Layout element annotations
** Start **

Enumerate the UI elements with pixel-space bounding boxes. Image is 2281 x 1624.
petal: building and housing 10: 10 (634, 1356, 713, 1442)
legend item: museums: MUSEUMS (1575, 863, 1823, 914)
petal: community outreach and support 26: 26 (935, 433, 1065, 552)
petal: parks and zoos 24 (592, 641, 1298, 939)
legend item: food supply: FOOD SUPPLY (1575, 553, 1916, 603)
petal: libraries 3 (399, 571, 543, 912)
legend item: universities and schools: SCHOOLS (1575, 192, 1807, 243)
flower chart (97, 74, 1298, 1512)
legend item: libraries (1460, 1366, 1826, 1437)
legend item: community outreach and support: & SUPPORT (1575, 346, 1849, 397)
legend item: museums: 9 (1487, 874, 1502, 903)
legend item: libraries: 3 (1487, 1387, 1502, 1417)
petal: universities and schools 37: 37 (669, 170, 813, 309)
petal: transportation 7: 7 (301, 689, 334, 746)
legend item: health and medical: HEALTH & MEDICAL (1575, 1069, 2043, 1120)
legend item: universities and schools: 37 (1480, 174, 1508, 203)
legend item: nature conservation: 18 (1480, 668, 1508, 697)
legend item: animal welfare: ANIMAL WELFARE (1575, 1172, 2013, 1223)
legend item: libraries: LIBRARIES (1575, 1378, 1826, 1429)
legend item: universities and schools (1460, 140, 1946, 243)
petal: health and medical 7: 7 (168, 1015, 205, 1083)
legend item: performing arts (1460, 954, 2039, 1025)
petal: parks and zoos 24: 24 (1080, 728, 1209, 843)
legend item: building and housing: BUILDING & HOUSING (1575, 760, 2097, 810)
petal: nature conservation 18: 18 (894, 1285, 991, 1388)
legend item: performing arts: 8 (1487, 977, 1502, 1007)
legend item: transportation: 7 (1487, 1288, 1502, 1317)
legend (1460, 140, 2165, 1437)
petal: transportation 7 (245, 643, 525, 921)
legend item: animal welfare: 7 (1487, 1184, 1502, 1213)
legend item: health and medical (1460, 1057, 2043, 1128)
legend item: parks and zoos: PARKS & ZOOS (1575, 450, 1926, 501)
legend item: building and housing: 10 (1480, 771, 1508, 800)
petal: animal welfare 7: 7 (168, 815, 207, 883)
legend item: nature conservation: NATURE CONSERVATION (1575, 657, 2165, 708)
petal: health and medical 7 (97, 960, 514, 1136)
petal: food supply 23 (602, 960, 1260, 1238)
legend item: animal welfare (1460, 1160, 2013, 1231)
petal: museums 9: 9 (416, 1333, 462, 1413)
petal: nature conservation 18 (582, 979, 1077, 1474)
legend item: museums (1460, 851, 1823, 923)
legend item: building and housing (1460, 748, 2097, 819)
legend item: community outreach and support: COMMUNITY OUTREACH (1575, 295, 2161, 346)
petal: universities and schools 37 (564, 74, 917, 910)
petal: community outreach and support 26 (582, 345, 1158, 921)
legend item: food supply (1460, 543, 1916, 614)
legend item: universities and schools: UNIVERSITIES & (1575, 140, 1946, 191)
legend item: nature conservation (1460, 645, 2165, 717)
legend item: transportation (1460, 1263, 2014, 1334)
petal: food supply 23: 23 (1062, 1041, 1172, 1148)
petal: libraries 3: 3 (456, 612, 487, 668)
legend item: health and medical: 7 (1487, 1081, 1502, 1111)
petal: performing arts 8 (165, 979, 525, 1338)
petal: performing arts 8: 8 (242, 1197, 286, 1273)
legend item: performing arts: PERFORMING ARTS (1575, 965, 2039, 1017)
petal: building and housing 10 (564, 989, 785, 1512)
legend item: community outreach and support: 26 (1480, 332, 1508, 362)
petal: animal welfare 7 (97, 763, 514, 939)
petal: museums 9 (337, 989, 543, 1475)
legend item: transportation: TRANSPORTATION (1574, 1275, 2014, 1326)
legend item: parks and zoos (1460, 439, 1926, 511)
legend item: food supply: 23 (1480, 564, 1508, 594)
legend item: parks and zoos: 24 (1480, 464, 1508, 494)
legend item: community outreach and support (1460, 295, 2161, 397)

** End **

### Required work
Recast these lines as a JSON list of strings, one string per line, leaving out blank lines.

### Solution below
[
  "Enumerate the UI elements with pixel-space bounding boxes. Image is 2281 x 1624.",
  "petal: building and housing 10: 10 (634, 1356, 713, 1442)",
  "legend item: museums: MUSEUMS (1575, 863, 1823, 914)",
  "petal: community outreach and support 26: 26 (935, 433, 1065, 552)",
  "petal: parks and zoos 24 (592, 641, 1298, 939)",
  "legend item: food supply: FOOD SUPPLY (1575, 553, 1916, 603)",
  "petal: libraries 3 (399, 571, 543, 912)",
  "legend item: universities and schools: SCHOOLS (1575, 192, 1807, 243)",
  "flower chart (97, 74, 1298, 1512)",
  "legend item: libraries (1460, 1366, 1826, 1437)",
  "legend item: community outreach and support: & SUPPORT (1575, 346, 1849, 397)",
  "legend item: museums: 9 (1487, 874, 1502, 903)",
  "legend item: libraries: 3 (1487, 1387, 1502, 1417)",
  "petal: universities and schools 37: 37 (669, 170, 813, 309)",
  "petal: transportation 7: 7 (301, 689, 334, 746)",
  "legend item: health and medical: HEALTH & MEDICAL (1575, 1069, 2043, 1120)",
  "legend item: universities and schools: 37 (1480, 174, 1508, 203)",
  "legend item: nature conservation: 18 (1480, 668, 1508, 697)",
  "legend item: animal welfare: ANIMAL WELFARE (1575, 1172, 2013, 1223)",
  "legend item: libraries: LIBRARIES (1575, 1378, 1826, 1429)",
  "legend item: universities and schools (1460, 140, 1946, 243)",
  "petal: health and medical 7: 7 (168, 1015, 205, 1083)",
  "legend item: performing arts (1460, 954, 2039, 1025)",
  "petal: parks and zoos 24: 24 (1080, 728, 1209, 843)",
  "legend item: building and housing: BUILDING & HOUSING (1575, 760, 2097, 810)",
  "petal: nature conservation 18: 18 (894, 1285, 991, 1388)",
  "legend item: performing arts: 8 (1487, 977, 1502, 1007)",
  "legend item: transportation: 7 (1487, 1288, 1502, 1317)",
  "legend (1460, 140, 2165, 1437)",
  "petal: transportation 7 (245, 643, 525, 921)",
  "legend item: animal welfare: 7 (1487, 1184, 1502, 1213)",
  "legend item: health and medical (1460, 1057, 2043, 1128)",
  "legend item: parks and zoos: PARKS & ZOOS (1575, 450, 1926, 501)",
  "legend item: building and housing: 10 (1480, 771, 1508, 800)",
  "petal: animal welfare 7: 7 (168, 815, 207, 883)",
  "legend item: nature conservation: NATURE CONSERVATION (1575, 657, 2165, 708)",
  "petal: health and medical 7 (97, 960, 514, 1136)",
  "petal: food supply 23 (602, 960, 1260, 1238)",
  "legend item: animal welfare (1460, 1160, 2013, 1231)",
  "petal: museums 9: 9 (416, 1333, 462, 1413)",
  "petal: nature conservation 18 (582, 979, 1077, 1474)",
  "legend item: museums (1460, 851, 1823, 923)",
  "legend item: building and housing (1460, 748, 2097, 819)",
  "legend item: community outreach and support: COMMUNITY OUTREACH (1575, 295, 2161, 346)",
  "petal: universities and schools 37 (564, 74, 917, 910)",
  "petal: community outreach and support 26 (582, 345, 1158, 921)",
  "legend item: food supply (1460, 543, 1916, 614)",
  "legend item: universities and schools: UNIVERSITIES & (1575, 140, 1946, 191)",
  "legend item: nature conservation (1460, 645, 2165, 717)",
  "legend item: transportation (1460, 1263, 2014, 1334)",
  "petal: food supply 23: 23 (1062, 1041, 1172, 1148)",
  "petal: libraries 3: 3 (456, 612, 487, 668)",
  "legend item: health and medical: 7 (1487, 1081, 1502, 1111)",
  "petal: performing arts 8 (165, 979, 525, 1338)",
  "petal: performing arts 8: 8 (242, 1197, 286, 1273)",
  "legend item: performing arts: PERFORMING ARTS (1575, 965, 2039, 1017)",
  "petal: building and housing 10 (564, 989, 785, 1512)",
  "legend item: community outreach and support: 26 (1480, 332, 1508, 362)",
  "petal: animal welfare 7 (97, 763, 514, 939)",
  "petal: museums 9 (337, 989, 543, 1475)",
  "legend item: transportation: TRANSPORTATION (1574, 1275, 2014, 1326)",
  "legend item: parks and zoos (1460, 439, 1926, 511)",
  "legend item: food supply: 23 (1480, 564, 1508, 594)",
  "legend item: parks and zoos: 24 (1480, 464, 1508, 494)",
  "legend item: community outreach and support (1460, 295, 2161, 397)"
]